Search the entries below. Return every line that has "note" in it.

* Start *

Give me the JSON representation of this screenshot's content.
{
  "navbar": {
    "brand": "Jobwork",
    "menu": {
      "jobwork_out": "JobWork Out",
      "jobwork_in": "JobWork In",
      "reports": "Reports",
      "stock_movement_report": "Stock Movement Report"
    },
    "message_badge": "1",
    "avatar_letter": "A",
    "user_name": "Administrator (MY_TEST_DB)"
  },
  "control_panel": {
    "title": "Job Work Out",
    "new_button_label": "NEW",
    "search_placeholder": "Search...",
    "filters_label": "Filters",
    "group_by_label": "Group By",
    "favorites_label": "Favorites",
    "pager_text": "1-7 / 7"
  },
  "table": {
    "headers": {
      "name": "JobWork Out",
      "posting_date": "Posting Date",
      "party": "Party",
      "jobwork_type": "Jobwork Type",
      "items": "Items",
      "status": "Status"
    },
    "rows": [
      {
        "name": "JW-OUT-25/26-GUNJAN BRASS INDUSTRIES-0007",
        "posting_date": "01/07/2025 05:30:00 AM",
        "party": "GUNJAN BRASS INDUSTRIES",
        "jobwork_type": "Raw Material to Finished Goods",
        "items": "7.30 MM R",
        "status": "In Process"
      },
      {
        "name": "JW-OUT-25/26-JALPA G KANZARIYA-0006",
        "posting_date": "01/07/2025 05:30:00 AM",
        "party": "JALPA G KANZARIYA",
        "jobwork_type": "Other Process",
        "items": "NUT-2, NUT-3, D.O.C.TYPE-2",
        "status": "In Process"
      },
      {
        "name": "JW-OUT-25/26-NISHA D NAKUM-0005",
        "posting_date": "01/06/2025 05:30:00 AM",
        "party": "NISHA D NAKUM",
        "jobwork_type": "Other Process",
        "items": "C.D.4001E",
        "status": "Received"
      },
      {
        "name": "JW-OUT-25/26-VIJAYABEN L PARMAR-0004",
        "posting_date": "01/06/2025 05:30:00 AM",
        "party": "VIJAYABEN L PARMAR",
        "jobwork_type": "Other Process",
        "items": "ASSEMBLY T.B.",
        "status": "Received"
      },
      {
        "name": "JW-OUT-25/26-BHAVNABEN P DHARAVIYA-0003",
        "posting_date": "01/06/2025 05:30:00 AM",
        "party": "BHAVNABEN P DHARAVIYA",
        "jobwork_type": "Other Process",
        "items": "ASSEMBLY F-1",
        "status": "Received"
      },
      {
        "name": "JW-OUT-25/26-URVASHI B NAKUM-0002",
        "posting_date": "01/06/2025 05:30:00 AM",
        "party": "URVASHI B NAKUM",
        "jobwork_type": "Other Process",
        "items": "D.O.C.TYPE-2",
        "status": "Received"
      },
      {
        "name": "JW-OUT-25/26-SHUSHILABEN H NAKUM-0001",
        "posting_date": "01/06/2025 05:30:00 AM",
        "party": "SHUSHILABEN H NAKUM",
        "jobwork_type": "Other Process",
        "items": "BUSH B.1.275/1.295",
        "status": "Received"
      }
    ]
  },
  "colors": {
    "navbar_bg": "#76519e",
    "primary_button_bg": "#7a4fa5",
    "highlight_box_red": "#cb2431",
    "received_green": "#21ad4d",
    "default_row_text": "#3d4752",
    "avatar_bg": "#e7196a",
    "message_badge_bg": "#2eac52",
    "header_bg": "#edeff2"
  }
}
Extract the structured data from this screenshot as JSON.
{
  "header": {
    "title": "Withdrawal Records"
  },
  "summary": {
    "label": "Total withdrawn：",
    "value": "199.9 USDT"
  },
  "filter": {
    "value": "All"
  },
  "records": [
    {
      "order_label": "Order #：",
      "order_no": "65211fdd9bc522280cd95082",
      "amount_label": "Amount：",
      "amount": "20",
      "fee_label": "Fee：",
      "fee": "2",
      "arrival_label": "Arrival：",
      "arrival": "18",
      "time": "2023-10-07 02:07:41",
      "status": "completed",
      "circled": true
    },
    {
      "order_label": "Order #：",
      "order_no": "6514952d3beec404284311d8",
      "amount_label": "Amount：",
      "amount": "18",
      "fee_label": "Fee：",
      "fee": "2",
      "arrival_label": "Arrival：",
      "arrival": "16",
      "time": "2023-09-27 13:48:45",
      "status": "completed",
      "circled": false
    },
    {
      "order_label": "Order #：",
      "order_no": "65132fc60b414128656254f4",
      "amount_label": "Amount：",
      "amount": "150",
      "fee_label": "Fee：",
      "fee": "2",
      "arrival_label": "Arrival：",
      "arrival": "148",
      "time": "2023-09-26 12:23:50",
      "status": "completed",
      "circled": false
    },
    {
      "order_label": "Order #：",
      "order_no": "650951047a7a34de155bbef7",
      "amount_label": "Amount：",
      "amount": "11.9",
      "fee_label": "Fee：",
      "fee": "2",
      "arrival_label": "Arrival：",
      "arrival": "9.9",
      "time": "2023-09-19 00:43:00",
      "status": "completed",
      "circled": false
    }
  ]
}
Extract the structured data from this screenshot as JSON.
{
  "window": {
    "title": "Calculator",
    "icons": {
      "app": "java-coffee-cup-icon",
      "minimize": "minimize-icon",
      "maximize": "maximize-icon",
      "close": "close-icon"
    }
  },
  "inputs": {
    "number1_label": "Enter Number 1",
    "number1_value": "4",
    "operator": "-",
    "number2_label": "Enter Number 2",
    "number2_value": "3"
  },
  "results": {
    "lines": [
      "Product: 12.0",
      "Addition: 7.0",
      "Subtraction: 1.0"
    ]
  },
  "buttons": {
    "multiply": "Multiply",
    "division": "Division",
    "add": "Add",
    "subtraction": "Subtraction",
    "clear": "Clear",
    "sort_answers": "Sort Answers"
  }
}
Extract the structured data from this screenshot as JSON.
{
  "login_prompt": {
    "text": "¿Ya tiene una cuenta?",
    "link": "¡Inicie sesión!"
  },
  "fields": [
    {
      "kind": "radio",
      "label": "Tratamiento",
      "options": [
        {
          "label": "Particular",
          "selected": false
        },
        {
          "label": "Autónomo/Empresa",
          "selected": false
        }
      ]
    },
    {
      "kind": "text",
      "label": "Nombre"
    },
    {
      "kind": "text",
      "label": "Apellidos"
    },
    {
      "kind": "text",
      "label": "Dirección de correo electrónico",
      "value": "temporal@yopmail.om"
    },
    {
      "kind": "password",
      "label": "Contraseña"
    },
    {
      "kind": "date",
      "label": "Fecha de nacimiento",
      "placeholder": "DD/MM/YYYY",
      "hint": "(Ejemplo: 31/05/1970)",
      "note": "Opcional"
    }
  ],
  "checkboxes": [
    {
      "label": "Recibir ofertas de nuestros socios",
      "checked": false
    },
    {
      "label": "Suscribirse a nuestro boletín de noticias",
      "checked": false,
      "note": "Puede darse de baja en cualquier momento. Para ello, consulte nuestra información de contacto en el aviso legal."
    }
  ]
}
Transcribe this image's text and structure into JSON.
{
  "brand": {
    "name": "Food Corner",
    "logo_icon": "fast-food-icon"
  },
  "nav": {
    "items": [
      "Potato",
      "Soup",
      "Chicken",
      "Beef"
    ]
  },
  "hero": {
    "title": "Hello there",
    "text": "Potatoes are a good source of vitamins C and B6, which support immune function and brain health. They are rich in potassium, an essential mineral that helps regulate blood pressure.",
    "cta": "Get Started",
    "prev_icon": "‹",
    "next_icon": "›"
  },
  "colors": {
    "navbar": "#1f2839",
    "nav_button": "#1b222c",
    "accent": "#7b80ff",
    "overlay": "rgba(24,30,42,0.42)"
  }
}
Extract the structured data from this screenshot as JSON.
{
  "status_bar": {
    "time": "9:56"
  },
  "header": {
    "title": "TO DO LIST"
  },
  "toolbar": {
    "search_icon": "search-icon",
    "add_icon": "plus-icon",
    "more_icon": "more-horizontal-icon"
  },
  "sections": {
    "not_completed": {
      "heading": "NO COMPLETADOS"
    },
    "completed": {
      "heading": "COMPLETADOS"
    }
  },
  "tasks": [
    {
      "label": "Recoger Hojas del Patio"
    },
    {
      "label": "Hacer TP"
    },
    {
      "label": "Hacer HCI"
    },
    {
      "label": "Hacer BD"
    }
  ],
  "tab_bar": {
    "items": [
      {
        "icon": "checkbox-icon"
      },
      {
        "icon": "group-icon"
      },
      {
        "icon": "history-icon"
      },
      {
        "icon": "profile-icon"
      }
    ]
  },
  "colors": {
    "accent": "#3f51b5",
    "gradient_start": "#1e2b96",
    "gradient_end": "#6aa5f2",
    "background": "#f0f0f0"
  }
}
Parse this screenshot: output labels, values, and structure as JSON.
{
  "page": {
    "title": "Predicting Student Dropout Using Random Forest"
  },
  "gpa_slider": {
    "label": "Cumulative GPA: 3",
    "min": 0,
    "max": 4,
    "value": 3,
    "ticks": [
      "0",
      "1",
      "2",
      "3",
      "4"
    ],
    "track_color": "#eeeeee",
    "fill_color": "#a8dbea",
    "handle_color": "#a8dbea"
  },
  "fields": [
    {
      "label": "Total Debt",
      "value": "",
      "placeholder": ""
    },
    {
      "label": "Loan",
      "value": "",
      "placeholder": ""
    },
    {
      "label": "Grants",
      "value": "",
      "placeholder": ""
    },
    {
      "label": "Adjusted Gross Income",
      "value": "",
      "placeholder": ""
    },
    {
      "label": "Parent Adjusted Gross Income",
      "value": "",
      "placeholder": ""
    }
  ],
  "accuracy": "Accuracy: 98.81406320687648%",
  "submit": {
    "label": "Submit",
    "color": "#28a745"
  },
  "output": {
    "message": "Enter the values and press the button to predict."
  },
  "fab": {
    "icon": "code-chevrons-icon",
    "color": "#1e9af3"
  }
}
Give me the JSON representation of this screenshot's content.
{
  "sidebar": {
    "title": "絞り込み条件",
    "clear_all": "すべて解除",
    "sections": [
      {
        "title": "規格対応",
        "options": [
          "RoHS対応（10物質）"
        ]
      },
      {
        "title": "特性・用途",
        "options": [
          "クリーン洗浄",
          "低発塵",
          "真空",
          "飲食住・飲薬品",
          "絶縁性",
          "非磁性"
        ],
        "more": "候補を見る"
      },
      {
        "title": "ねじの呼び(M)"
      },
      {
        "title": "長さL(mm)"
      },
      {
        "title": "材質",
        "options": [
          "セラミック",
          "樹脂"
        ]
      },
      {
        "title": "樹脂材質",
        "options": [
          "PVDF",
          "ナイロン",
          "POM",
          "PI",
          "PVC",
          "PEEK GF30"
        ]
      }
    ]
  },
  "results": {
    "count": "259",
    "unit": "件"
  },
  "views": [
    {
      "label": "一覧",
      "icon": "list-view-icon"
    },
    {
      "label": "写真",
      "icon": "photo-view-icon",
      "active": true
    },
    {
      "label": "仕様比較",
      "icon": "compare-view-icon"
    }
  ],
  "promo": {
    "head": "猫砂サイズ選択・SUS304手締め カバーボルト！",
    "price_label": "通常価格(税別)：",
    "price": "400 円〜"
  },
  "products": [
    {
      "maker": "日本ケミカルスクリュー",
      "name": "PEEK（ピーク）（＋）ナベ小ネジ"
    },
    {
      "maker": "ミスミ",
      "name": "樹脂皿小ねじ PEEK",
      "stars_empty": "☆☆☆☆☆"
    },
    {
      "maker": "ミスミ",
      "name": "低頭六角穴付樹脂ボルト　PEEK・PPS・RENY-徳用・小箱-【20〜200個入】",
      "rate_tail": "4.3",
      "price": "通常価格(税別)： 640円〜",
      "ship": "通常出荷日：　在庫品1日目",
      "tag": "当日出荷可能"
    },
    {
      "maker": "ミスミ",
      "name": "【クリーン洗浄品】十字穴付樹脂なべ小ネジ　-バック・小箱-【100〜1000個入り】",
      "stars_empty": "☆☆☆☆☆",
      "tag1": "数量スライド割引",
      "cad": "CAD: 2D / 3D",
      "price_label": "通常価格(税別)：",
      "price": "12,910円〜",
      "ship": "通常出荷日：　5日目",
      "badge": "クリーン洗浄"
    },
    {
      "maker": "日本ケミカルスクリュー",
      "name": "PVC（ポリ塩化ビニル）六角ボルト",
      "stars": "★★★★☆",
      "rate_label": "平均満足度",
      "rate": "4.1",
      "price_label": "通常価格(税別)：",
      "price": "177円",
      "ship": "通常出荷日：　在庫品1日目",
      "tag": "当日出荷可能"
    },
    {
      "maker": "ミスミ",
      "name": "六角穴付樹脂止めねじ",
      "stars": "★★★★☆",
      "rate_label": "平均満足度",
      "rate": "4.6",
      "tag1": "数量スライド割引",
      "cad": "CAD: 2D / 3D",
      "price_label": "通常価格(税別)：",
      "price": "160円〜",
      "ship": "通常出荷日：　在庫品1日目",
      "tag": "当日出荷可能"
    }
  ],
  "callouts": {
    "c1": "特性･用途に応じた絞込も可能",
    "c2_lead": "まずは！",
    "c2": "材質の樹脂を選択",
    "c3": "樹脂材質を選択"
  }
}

* End *

Result below:
      "note": "Opcional"
      "note": "Puede darse de baja en cualquier momento. Para ello, consulte nuestra información de contacto en el aviso legal."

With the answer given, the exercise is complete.